---------- Material supplied ----------

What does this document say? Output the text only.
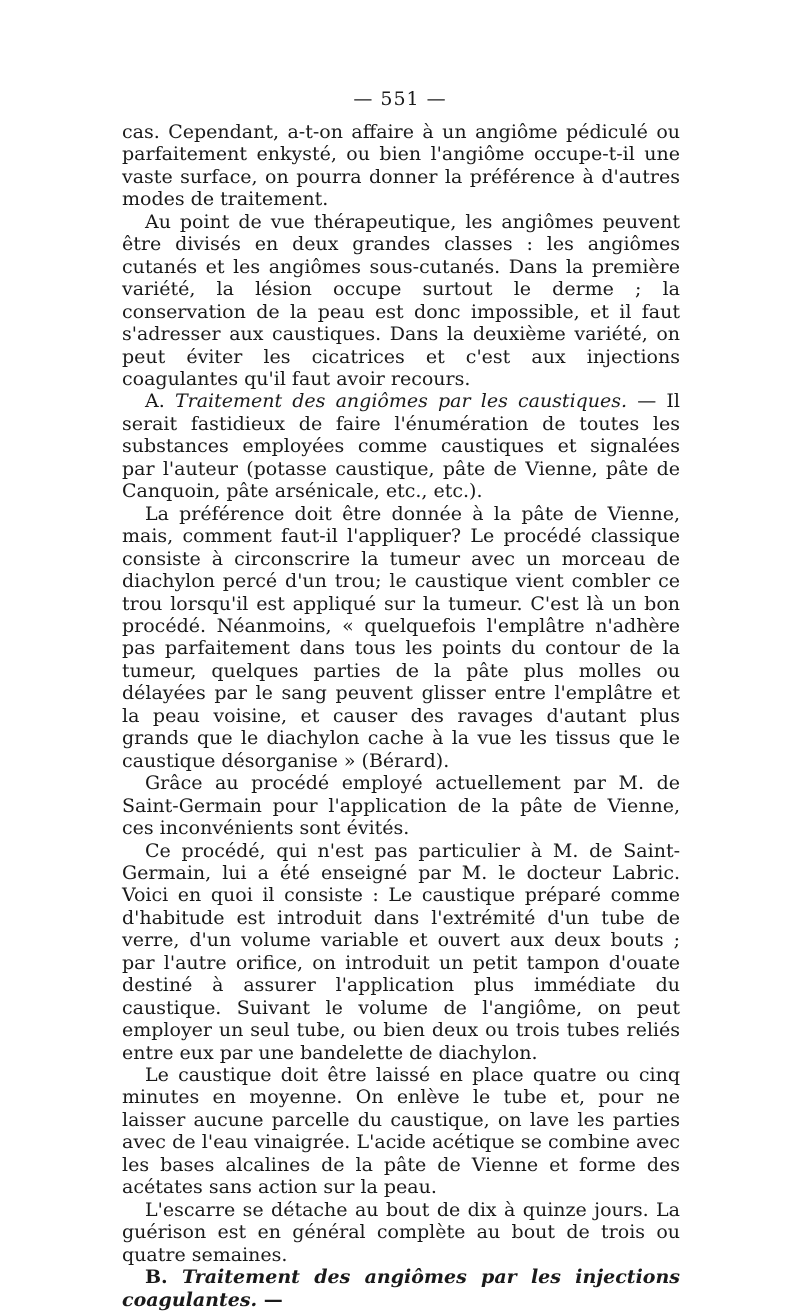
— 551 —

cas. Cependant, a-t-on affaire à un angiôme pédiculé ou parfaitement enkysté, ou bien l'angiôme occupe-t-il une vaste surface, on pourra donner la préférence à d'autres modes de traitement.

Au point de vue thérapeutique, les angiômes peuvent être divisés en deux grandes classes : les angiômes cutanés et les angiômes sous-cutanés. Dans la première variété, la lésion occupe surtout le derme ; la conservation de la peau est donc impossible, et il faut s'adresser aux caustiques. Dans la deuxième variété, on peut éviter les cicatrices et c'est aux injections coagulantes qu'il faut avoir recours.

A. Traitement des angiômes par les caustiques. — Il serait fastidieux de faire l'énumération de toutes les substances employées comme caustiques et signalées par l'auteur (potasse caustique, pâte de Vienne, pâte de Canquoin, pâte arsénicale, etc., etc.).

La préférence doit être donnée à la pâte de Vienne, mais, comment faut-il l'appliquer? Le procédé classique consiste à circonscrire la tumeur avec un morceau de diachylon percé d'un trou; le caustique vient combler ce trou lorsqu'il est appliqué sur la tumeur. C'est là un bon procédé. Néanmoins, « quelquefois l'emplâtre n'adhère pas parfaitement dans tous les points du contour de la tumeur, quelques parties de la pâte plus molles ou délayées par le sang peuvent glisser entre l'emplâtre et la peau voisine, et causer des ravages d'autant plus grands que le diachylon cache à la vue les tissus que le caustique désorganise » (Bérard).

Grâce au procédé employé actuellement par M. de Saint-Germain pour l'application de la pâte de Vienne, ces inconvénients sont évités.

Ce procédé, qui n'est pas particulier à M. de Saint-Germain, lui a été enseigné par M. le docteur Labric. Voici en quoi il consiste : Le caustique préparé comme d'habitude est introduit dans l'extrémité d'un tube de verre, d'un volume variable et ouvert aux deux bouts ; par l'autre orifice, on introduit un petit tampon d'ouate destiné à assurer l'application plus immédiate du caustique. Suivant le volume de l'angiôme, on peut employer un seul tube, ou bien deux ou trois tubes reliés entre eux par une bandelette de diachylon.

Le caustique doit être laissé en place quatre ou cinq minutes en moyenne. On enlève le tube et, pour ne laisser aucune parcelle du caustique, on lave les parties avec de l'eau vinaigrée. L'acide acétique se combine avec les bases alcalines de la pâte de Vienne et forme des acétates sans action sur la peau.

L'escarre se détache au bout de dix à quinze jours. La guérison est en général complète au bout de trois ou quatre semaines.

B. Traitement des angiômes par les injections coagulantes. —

----------
---------- Material supplied ----------

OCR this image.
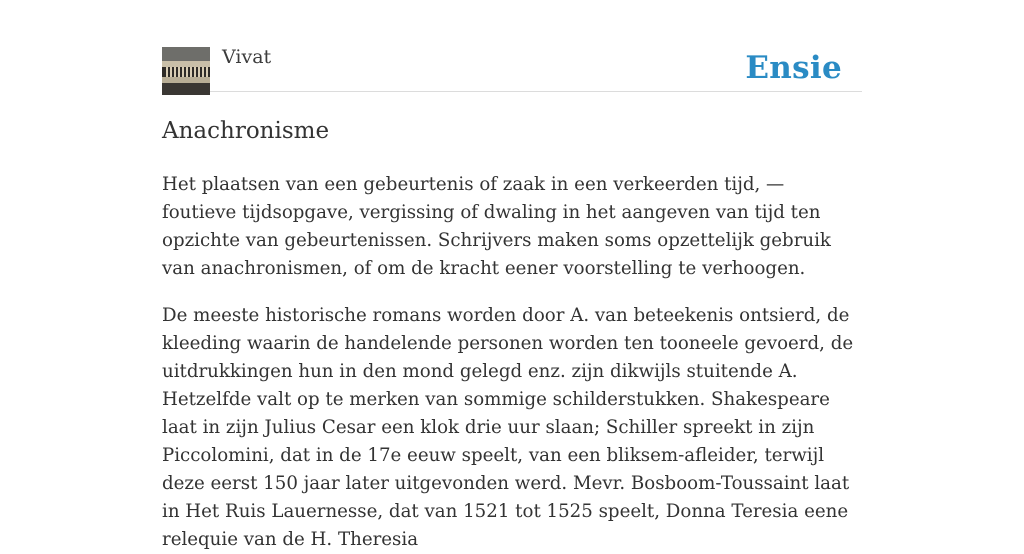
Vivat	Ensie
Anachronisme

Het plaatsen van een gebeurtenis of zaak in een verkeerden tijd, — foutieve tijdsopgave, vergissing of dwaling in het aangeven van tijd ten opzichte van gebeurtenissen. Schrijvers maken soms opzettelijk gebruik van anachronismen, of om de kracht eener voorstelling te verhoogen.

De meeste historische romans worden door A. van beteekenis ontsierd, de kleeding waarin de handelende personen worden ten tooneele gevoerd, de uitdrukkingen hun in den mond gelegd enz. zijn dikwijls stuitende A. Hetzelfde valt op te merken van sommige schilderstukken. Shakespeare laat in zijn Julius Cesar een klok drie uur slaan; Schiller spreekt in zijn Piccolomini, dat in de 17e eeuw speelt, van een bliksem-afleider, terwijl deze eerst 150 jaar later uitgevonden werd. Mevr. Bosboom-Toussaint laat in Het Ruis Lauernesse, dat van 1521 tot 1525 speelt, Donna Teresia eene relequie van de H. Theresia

----------

### [Your objective]
Collect each line of the entries that has the word "peau", copying it in full.

### [Problem solution]
Au point de vue thérapeutique, les angiômes peuvent être divisés en deux grandes classes : les angiômes cutanés et les angiômes sous-cutanés. Dans la première variété, la lésion occupe surtout le derme ; la conservation de la peau est donc impossible, et il faut s'adresser aux caustiques. Dans la deuxième variété, on peut éviter les cicatrices et c'est aux injections coagulantes qu'il faut avoir recours.
La préférence doit être donnée à la pâte de Vienne, mais, comment faut-il l'appliquer? Le procédé classique consiste à circonscrire la tumeur avec un morceau de diachylon percé d'un trou; le caustique vient combler ce trou lorsqu'il est appliqué sur la tumeur. C'est là un bon procédé. Néanmoins, « quelquefois l'emplâtre n'adhère pas parfaitement dans tous les points du contour de la tumeur, quelques parties de la pâte plus molles ou délayées par le sang peuvent glisser entre l'emplâtre et la peau voisine, et causer des ravages d'autant plus grands que le diachylon cache à la vue les tissus que le caustique désorganise » (Bérard).
Le caustique doit être laissé en place quatre ou cinq minutes en moyenne. On enlève le tube et, pour ne laisser aucune parcelle du caustique, on lave les parties avec de l'eau vinaigrée. L'acide acétique se combine avec les bases alcalines de la pâte de Vienne et forme des acétates sans action sur la peau.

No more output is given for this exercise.